● **AIM**
Quote the records beneath, complete and exact. Leave out images.

(Extracted records)
------------------------------------------------

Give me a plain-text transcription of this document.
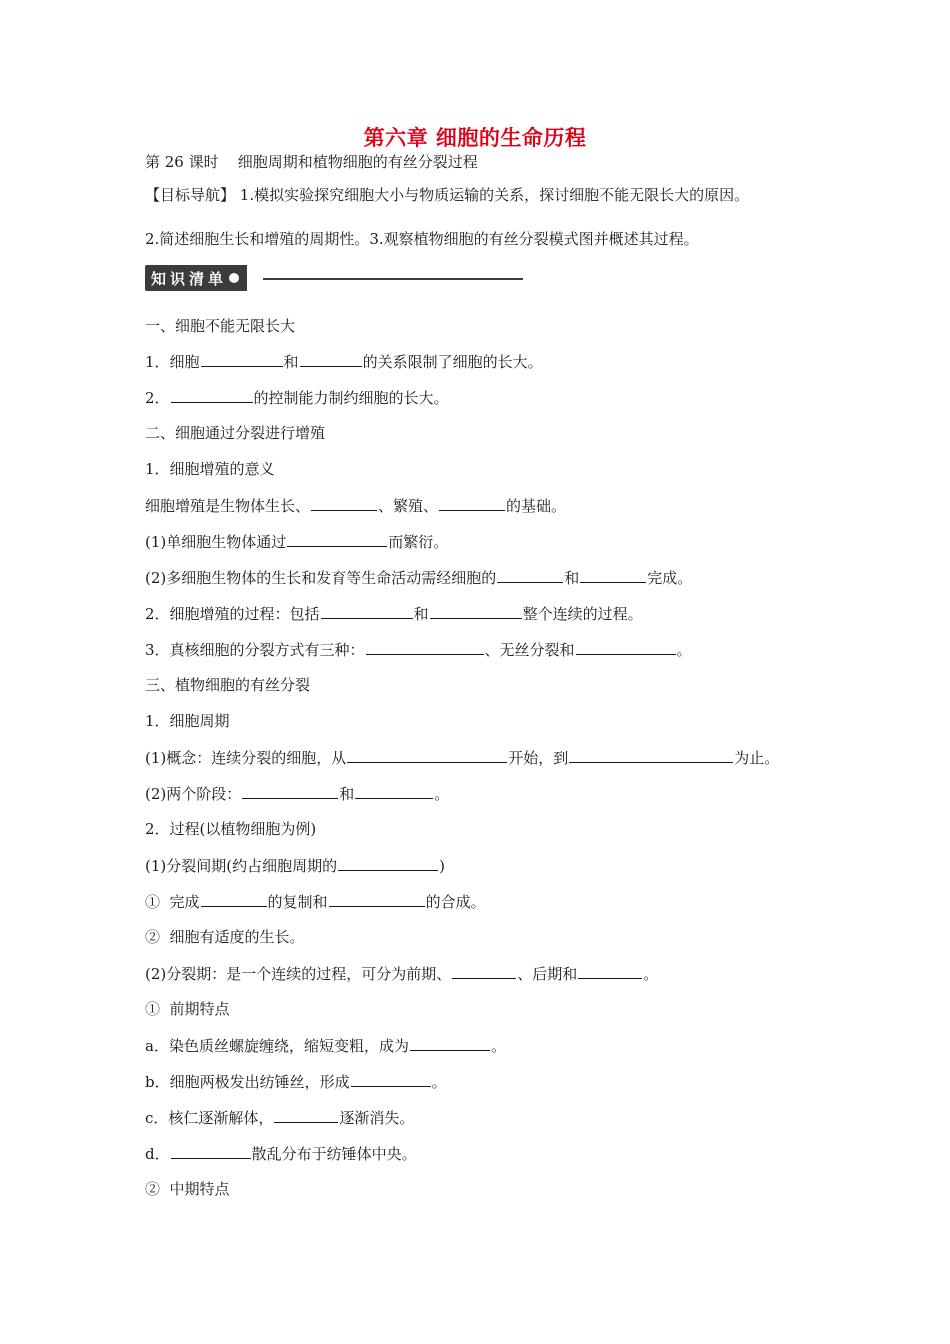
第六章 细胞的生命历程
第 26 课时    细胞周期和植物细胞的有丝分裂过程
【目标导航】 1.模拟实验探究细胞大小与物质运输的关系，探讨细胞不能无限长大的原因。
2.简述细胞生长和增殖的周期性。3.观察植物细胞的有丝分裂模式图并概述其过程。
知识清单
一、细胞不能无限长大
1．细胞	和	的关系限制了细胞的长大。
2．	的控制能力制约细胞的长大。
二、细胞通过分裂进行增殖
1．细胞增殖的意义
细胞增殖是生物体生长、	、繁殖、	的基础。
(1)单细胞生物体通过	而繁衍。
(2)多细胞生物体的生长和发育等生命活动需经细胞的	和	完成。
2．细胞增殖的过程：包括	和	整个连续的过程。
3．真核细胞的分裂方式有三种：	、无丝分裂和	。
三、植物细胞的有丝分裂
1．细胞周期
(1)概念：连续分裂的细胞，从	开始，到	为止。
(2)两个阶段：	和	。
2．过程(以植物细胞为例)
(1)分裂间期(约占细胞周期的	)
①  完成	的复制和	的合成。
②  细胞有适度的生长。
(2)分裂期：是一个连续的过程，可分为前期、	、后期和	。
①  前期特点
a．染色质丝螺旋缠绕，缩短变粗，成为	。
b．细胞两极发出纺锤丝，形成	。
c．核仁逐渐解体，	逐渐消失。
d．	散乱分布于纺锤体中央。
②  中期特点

------------------------------------------------

● **REPLY TO THE EXERCISE**
Give me a plain-text transcription of this document.
第六章 细胞的生命历程
第 26 课时    细胞周期和植物细胞的有丝分裂过程
【目标导航】 1.模拟实验探究细胞大小与物质运输的关系，探讨细胞不能无限长大的原因。
2.简述细胞生长和增殖的周期性。3.观察植物细胞的有丝分裂模式图并概述其过程。
知识清单
一、细胞不能无限长大
1．细胞	和	的关系限制了细胞的长大。
2．	的控制能力制约细胞的长大。
二、细胞通过分裂进行增殖
1．细胞增殖的意义
细胞增殖是生物体生长、	、繁殖、	的基础。
(1)单细胞生物体通过	而繁衍。
(2)多细胞生物体的生长和发育等生命活动需经细胞的	和	完成。
2．细胞增殖的过程：包括	和	整个连续的过程。
3．真核细胞的分裂方式有三种：	、无丝分裂和	。
三、植物细胞的有丝分裂
1．细胞周期
(1)概念：连续分裂的细胞，从	开始，到	为止。
(2)两个阶段：	和	。
2．过程(以植物细胞为例)
(1)分裂间期(约占细胞周期的	)
①  完成	的复制和	的合成。
②  细胞有适度的生长。
(2)分裂期：是一个连续的过程，可分为前期、	、后期和	。
①  前期特点
a．染色质丝螺旋缠绕，缩短变粗，成为	。
b．细胞两极发出纺锤丝，形成	。
c．核仁逐渐解体，	逐渐消失。
d．	散乱分布于纺锤体中央。
②  中期特点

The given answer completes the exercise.